Excerpt provided:
################

Downs v. Locke, CIVIL ACTION NO. 18-4529

Decision Date07 August 2020
Docket NumberCIVIL ACTION NO. 18-4529
PartiesDAVID B. DOWNS, Plaintiff, v. GEORGE LOCKE, Defendant.
CourtU.S. District Court — Eastern District of Pennsylvania

DuBois, J.

MEMORANDUM
I. INTRODUCTION

In this First Amendment retaliation case, plaintiffs David and Margaret Downs seek reconsideration of this Court's May 22, 2020 Memorandum and Order with respect to several rulings. Defendant George Locke seeks reconsideration of those parts of this Court's May 22, 2020 Memorandum and Order concluding that there was sufficient evidence that Locke retaliated against plaintiffs for exercising their First Amendment rights and denying Locke qualified immunity with respect to plaintiffs' First Amendment retaliation claim against him in his individual capacity. For the reasons set forth below, plaintiffs' motion for reconsideration is denied and defendant George Locke's motion for reconsideration is granted.

II. BACKGROUND1

Locke is the Borough Manager of the Borough of Jenkintown ("the Borough"), where plaintiffs reside. As Borough Manager, Locke reports to the Borough Council. In addition to his duties as Borough Manager, Locke also handled "code and enforcement, and zoning matters."Locke stated the Jenkintown Zoning Code ("Zoning Code") was a "gray area" and difficult to enforce.

################

Raw data:

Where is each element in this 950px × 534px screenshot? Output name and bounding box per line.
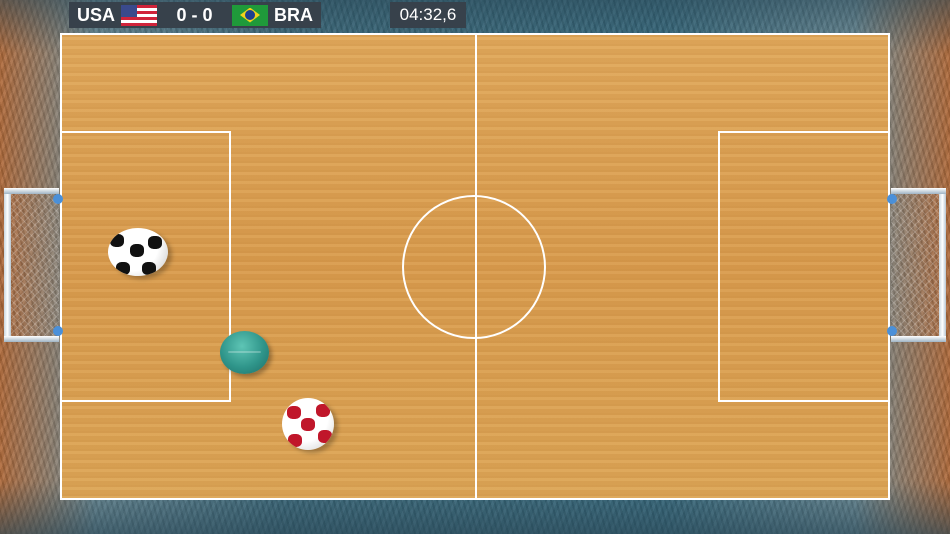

################

What is required: Could you resume the Downs v. Locke court memorandum, not the material, starting right after its last sentence about the Zoning Code?

Solved problem:
From October 2016 until October 2017, the Borough received at least five complaints from plaintiffs' neighbors—the Glasses—that plaintiffs were operating an impact business in violation of the Zoning Code—a landscaping and lawn mowing business. The Glasses submitted photographs with the complaints that purported to show plaintiffs operating an impact business. Locke testified that, after the Glasses' first complaint against plaintiffs in October 2016, but before their second complaint in September 2017, Magisterial District Judge Elizabeth McHugh, in an oral ruling in a case involving the Glasses, expanded the definition of an impact business under the Zoning Code so as to include a broader range of activities. Jenkintown Borough Solicitor Sean Kilkenny testified that he was "personally present" when Judge McHugh announced that ruling. Kilkenny Dep. 49:23-50:10.

Locke sought legal advice from Solicitor Kilkenny, on the question of whether the evidence against plaintiffs was sufficient to issue a Notice of Violation to them for operating an impact business in violation of the Zoning Code. Locke provided Solicitor Kilkenny with the evidence—including photographs—on the question whether plaintiffs operated an impact business. Kilkenny testified that he advised Locke that "he had a reasonable basis" to issue the Notice of Violation "based on the evidence and based on Judge McHugh's version of how she was interpreting the Code." Kilkenny Dep. 49:23-50:7. Locke followed Solicitor Kilkenny's legal advice and issued the Notice of Violation to plaintiffs on December 7, 2017.

At a hearing on March 26, 2018, Judge McHugh determined that the Notice of Violation issued to plaintiffs was defective because it did not include the date by which the plaintiffs were required to file any appeal to the Zoning Hearing Board. As a result, Locke issued a secondNotice of Violation to plaintiffs. Plaintiffs appealed the second Notice of Violation to the Borough Zoning Hearing Board, which issued a decision in plaintiffs' favor and vacated the second Notice of Violation.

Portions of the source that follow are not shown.